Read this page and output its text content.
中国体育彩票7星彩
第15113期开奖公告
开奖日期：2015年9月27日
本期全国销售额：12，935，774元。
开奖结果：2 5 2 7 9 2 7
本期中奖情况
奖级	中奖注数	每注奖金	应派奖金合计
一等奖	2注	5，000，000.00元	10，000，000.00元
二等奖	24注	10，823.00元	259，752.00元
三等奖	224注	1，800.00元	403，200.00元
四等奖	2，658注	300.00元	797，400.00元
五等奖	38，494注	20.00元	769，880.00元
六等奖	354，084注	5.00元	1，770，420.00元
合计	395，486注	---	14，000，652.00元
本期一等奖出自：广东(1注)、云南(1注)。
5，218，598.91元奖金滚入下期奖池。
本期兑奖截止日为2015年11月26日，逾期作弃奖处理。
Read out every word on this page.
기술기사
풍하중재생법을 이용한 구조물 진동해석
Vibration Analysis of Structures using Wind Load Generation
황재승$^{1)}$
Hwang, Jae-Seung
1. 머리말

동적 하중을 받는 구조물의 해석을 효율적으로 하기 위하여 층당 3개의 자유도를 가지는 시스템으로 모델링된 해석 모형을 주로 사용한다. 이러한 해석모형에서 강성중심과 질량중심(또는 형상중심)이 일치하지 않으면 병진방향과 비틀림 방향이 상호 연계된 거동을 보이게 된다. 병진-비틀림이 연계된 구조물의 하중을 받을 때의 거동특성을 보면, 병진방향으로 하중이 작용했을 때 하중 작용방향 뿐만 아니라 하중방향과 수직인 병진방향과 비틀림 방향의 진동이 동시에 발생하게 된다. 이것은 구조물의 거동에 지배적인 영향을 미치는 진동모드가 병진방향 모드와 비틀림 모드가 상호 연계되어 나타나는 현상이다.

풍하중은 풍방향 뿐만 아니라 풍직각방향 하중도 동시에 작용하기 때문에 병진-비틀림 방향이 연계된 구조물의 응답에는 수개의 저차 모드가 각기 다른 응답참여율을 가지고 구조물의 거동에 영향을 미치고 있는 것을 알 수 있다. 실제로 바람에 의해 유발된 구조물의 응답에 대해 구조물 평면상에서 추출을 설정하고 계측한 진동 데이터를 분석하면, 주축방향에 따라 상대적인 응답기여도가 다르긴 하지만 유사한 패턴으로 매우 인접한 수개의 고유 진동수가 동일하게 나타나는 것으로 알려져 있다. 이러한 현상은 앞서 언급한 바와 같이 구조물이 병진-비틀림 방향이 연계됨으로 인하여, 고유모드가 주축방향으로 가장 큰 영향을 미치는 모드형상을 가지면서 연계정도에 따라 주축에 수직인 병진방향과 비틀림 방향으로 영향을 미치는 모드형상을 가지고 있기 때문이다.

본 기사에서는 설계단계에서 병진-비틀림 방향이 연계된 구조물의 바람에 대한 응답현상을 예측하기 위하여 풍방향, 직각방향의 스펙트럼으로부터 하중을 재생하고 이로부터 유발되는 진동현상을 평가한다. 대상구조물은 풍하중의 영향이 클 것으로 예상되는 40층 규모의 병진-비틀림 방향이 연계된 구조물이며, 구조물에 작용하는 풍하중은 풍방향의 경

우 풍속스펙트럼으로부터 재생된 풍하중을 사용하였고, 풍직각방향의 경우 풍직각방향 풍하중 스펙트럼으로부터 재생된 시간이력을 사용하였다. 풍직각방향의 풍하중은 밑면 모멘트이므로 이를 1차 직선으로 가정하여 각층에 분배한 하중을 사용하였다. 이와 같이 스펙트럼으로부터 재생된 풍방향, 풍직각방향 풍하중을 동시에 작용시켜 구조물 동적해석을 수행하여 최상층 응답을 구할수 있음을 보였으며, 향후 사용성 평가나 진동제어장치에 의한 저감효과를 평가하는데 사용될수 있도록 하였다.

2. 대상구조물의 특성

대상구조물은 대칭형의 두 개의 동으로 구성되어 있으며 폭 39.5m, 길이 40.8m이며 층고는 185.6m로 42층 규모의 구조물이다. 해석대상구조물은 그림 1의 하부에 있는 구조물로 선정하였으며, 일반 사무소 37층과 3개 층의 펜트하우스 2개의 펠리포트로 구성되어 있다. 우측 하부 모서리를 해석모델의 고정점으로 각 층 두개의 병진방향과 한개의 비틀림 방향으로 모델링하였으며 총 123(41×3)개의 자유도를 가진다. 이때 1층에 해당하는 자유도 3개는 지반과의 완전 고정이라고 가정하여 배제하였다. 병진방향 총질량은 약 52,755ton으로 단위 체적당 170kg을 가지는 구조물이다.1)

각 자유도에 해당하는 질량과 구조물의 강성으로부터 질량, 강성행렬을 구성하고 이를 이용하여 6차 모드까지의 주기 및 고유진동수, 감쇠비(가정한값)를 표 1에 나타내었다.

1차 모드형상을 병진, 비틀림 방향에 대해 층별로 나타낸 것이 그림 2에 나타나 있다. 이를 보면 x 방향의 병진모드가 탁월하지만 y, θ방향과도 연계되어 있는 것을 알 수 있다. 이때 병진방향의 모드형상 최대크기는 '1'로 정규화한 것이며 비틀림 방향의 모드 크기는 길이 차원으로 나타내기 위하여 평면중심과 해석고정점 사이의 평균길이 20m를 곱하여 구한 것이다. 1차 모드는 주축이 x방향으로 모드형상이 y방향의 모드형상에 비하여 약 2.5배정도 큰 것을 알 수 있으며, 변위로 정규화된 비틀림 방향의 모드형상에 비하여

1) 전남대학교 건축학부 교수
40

Short exercise:
In this exercise, repeat all entries exactly.

Task output:
Read this page and output its text content.
中国体育彩票7星彩
第15113期开奖公告
开奖日期：2015年9月27日
本期全国销售额：12，935，774元。
开奖结果：2 5 2 7 9 2 7
本期中奖情况
奖级	中奖注数	每注奖金	应派奖金合计
一等奖	2注	5，000，000.00元	10，000，000.00元
二等奖	24注	10，823.00元	259，752.00元
三等奖	224注	1，800.00元	403，200.00元
四等奖	2，658注	300.00元	797，400.00元
五等奖	38，494注	20.00元	769，880.00元
六等奖	354，084注	5.00元	1，770，420.00元
合计	395，486注	---	14，000，652.00元
本期一等奖出自：广东(1注)、云南(1注)。
5，218，598.91元奖金滚入下期奖池。
本期兑奖截止日为2015年11月26日，逾期作弃奖处理。
Read out every word on this page.
기술기사
풍하중재생법을 이용한 구조물 진동해석
Vibration Analysis of Structures using Wind Load Generation
황재승$^{1)}$
Hwang, Jae-Seung
1. 머리말

동적 하중을 받는 구조물의 해석을 효율적으로 하기 위하여 층당 3개의 자유도를 가지는 시스템으로 모델링된 해석 모형을 주로 사용한다. 이러한 해석모형에서 강성중심과 질량중심(또는 형상중심)이 일치하지 않으면 병진방향과 비틀림 방향이 상호 연계된 거동을 보이게 된다. 병진-비틀림이 연계된 구조물의 하중을 받을 때의 거동특성을 보면, 병진방향으로 하중이 작용했을 때 하중 작용방향 뿐만 아니라 하중방향과 수직인 병진방향과 비틀림 방향의 진동이 동시에 발생하게 된다. 이것은 구조물의 거동에 지배적인 영향을 미치는 진동모드가 병진방향 모드와 비틀림 모드가 상호 연계되어 나타나는 현상이다.

풍하중은 풍방향 뿐만 아니라 풍직각방향 하중도 동시에 작용하기 때문에 병진-비틀림 방향이 연계된 구조물의 응답에는 수개의 저차 모드가 각기 다른 응답참여율을 가지고 구조물의 거동에 영향을 미치고 있는 것을 알 수 있다. 실제로 바람에 의해 유발된 구조물의 응답에 대해 구조물 평면상에서 추출을 설정하고 계측한 진동 데이터를 분석하면, 주축방향에 따라 상대적인 응답기여도가 다르긴 하지만 유사한 패턴으로 매우 인접한 수개의 고유 진동수가 동일하게 나타나는 것으로 알려져 있다. 이러한 현상은 앞서 언급한 바와 같이 구조물이 병진-비틀림 방향이 연계됨으로 인하여, 고유모드가 주축방향으로 가장 큰 영향을 미치는 모드형상을 가지면서 연계정도에 따라 주축에 수직인 병진방향과 비틀림 방향으로 영향을 미치는 모드형상을 가지고 있기 때문이다.

본 기사에서는 설계단계에서 병진-비틀림 방향이 연계된 구조물의 바람에 대한 응답현상을 예측하기 위하여 풍방향, 직각방향의 스펙트럼으로부터 하중을 재생하고 이로부터 유발되는 진동현상을 평가한다. 대상구조물은 풍하중의 영향이 클 것으로 예상되는 40층 규모의 병진-비틀림 방향이 연계된 구조물이며, 구조물에 작용하는 풍하중은 풍방향의 경

우 풍속스펙트럼으로부터 재생된 풍하중을 사용하였고, 풍직각방향의 경우 풍직각방향 풍하중 스펙트럼으로부터 재생된 시간이력을 사용하였다. 풍직각방향의 풍하중은 밑면 모멘트이므로 이를 1차 직선으로 가정하여 각층에 분배한 하중을 사용하였다. 이와 같이 스펙트럼으로부터 재생된 풍방향, 풍직각방향 풍하중을 동시에 작용시켜 구조물 동적해석을 수행하여 최상층 응답을 구할수 있음을 보였으며, 향후 사용성 평가나 진동제어장치에 의한 저감효과를 평가하는데 사용될수 있도록 하였다.

2. 대상구조물의 특성

대상구조물은 대칭형의 두 개의 동으로 구성되어 있으며 폭 39.5m, 길이 40.8m이며 층고는 185.6m로 42층 규모의 구조물이다. 해석대상구조물은 그림 1의 하부에 있는 구조물로 선정하였으며, 일반 사무소 37층과 3개 층의 펜트하우스 2개의 펠리포트로 구성되어 있다. 우측 하부 모서리를 해석모델의 고정점으로 각 층 두개의 병진방향과 한개의 비틀림 방향으로 모델링하였으며 총 123(41×3)개의 자유도를 가진다. 이때 1층에 해당하는 자유도 3개는 지반과의 완전 고정이라고 가정하여 배제하였다. 병진방향 총질량은 약 52,755ton으로 단위 체적당 170kg을 가지는 구조물이다.1)

각 자유도에 해당하는 질량과 구조물의 강성으로부터 질량, 강성행렬을 구성하고 이를 이용하여 6차 모드까지의 주기 및 고유진동수, 감쇠비(가정한값)를 표 1에 나타내었다.

1차 모드형상을 병진, 비틀림 방향에 대해 층별로 나타낸 것이 그림 2에 나타나 있다. 이를 보면 x 방향의 병진모드가 탁월하지만 y, θ방향과도 연계되어 있는 것을 알 수 있다. 이때 병진방향의 모드형상 최대크기는 '1'로 정규화한 것이며 비틀림 방향의 모드 크기는 길이 차원으로 나타내기 위하여 평면중심과 해석고정점 사이의 평균길이 20m를 곱하여 구한 것이다. 1차 모드는 주축이 x방향으로 모드형상이 y방향의 모드형상에 비하여 약 2.5배정도 큰 것을 알 수 있으며, 변위로 정규화된 비틀림 방향의 모드형상에 비하여

1) 전남대학교 건축학부 교수
40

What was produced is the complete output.